**Short problem:**
Quote each record exactly, please, leaving none out.

(Stored data)
——

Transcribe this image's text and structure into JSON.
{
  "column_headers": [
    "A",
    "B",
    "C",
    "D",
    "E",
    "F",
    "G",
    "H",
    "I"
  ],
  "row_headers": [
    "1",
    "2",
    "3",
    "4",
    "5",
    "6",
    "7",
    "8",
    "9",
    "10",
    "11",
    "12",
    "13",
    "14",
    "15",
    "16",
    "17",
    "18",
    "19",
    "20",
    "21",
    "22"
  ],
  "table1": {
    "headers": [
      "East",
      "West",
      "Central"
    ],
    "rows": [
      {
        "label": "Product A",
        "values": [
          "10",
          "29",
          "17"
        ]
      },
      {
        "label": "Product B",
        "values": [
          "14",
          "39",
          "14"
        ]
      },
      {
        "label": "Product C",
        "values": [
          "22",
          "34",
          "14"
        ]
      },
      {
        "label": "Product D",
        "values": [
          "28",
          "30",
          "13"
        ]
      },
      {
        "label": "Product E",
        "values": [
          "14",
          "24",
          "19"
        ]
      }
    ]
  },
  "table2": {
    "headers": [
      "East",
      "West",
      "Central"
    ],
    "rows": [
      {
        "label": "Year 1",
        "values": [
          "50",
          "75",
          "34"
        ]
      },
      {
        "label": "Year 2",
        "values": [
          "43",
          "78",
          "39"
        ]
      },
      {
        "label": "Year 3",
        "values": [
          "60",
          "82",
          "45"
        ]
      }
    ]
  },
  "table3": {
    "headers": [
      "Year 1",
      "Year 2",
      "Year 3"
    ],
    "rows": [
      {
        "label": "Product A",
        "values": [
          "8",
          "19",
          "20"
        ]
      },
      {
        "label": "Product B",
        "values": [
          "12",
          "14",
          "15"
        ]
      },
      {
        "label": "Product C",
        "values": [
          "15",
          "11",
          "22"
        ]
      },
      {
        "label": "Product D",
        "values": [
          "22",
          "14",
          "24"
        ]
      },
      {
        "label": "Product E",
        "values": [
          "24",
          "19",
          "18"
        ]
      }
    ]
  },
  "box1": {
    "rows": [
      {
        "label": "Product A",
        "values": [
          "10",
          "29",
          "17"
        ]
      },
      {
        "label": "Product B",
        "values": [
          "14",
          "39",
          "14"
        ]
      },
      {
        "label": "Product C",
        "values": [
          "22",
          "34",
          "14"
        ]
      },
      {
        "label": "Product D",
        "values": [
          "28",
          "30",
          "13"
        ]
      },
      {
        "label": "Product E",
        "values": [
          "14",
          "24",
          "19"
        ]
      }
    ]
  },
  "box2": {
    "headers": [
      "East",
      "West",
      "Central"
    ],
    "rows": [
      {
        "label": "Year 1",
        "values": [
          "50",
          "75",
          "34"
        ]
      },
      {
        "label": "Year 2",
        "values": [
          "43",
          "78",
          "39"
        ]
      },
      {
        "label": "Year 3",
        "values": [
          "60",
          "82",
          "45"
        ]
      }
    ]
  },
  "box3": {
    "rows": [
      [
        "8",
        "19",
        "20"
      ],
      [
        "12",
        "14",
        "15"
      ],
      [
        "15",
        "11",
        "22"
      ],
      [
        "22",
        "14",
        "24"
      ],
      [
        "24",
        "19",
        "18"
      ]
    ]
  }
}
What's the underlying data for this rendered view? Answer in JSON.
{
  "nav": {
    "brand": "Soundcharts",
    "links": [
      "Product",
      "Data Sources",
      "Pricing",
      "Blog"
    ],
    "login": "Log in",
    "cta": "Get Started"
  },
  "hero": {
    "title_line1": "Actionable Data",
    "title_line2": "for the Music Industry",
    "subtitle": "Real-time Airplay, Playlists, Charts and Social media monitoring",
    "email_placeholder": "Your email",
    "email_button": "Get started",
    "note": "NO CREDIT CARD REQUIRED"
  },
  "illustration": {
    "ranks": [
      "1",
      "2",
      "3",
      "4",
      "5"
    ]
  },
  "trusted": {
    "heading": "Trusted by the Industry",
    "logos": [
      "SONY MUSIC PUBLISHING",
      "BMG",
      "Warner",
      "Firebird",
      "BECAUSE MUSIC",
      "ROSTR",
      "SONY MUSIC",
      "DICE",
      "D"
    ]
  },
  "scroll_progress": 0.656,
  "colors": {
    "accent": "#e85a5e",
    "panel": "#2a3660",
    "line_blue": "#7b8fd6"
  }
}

——

**Result of the exercise:**
Transcribe this image's text and structure into JSON.
{
  "column_headers": [
    "A",
    "B",
    "C",
    "D",
    "E",
    "F",
    "G",
    "H",
    "I"
  ],
  "row_headers": [
    "1",
    "2",
    "3",
    "4",
    "5",
    "6",
    "7",
    "8",
    "9",
    "10",
    "11",
    "12",
    "13",
    "14",
    "15",
    "16",
    "17",
    "18",
    "19",
    "20",
    "21",
    "22"
  ],
  "table1": {
    "headers": [
      "East",
      "West",
      "Central"
    ],
    "rows": [
      {
        "label": "Product A",
        "values": [
          "10",
          "29",
          "17"
        ]
      },
      {
        "label": "Product B",
        "values": [
          "14",
          "39",
          "14"
        ]
      },
      {
        "label": "Product C",
        "values": [
          "22",
          "34",
          "14"
        ]
      },
      {
        "label": "Product D",
        "values": [
          "28",
          "30",
          "13"
        ]
      },
      {
        "label": "Product E",
        "values": [
          "14",
          "24",
          "19"
        ]
      }
    ]
  },
  "table2": {
    "headers": [
      "East",
      "West",
      "Central"
    ],
    "rows": [
      {
        "label": "Year 1",
        "values": [
          "50",
          "75",
          "34"
        ]
      },
      {
        "label": "Year 2",
        "values": [
          "43",
          "78",
          "39"
        ]
      },
      {
        "label": "Year 3",
        "values": [
          "60",
          "82",
          "45"
        ]
      }
    ]
  },
  "table3": {
    "headers": [
      "Year 1",
      "Year 2",
      "Year 3"
    ],
    "rows": [
      {
        "label": "Product A",
        "values": [
          "8",
          "19",
          "20"
        ]
      },
      {
        "label": "Product B",
        "values": [
          "12",
          "14",
          "15"
        ]
      },
      {
        "label": "Product C",
        "values": [
          "15",
          "11",
          "22"
        ]
      },
      {
        "label": "Product D",
        "values": [
          "22",
          "14",
          "24"
        ]
      },
      {
        "label": "Product E",
        "values": [
          "24",
          "19",
          "18"
        ]
      }
    ]
  },
  "box1": {
    "rows": [
      {
        "label": "Product A",
        "values": [
          "10",
          "29",
          "17"
        ]
      },
      {
        "label": "Product B",
        "values": [
          "14",
          "39",
          "14"
        ]
      },
      {
        "label": "Product C",
        "values": [
          "22",
          "34",
          "14"
        ]
      },
      {
        "label": "Product D",
        "values": [
          "28",
          "30",
          "13"
        ]
      },
      {
        "label": "Product E",
        "values": [
          "14",
          "24",
          "19"
        ]
      }
    ]
  },
  "box2": {
    "headers": [
      "East",
      "West",
      "Central"
    ],
    "rows": [
      {
        "label": "Year 1",
        "values": [
          "50",
          "75",
          "34"
        ]
      },
      {
        "label": "Year 2",
        "values": [
          "43",
          "78",
          "39"
        ]
      },
      {
        "label": "Year 3",
        "values": [
          "60",
          "82",
          "45"
        ]
      }
    ]
  },
  "box3": {
    "rows": [
      [
        "8",
        "19",
        "20"
      ],
      [
        "12",
        "14",
        "15"
      ],
      [
        "15",
        "11",
        "22"
      ],
      [
        "22",
        "14",
        "24"
      ],
      [
        "24",
        "19",
        "18"
      ]
    ]
  }
}
What's the underlying data for this rendered view? Answer in JSON.
{
  "nav": {
    "brand": "Soundcharts",
    "links": [
      "Product",
      "Data Sources",
      "Pricing",
      "Blog"
    ],
    "login": "Log in",
    "cta": "Get Started"
  },
  "hero": {
    "title_line1": "Actionable Data",
    "title_line2": "for the Music Industry",
    "subtitle": "Real-time Airplay, Playlists, Charts and Social media monitoring",
    "email_placeholder": "Your email",
    "email_button": "Get started",
    "note": "NO CREDIT CARD REQUIRED"
  },
  "illustration": {
    "ranks": [
      "1",
      "2",
      "3",
      "4",
      "5"
    ]
  },
  "trusted": {
    "heading": "Trusted by the Industry",
    "logos": [
      "SONY MUSIC PUBLISHING",
      "BMG",
      "Warner",
      "Firebird",
      "BECAUSE MUSIC",
      "ROSTR",
      "SONY MUSIC",
      "DICE",
      "D"
    ]
  },
  "scroll_progress": 0.656,
  "colors": {
    "accent": "#e85a5e",
    "panel": "#2a3660",
    "line_blue": "#7b8fd6"
  }
}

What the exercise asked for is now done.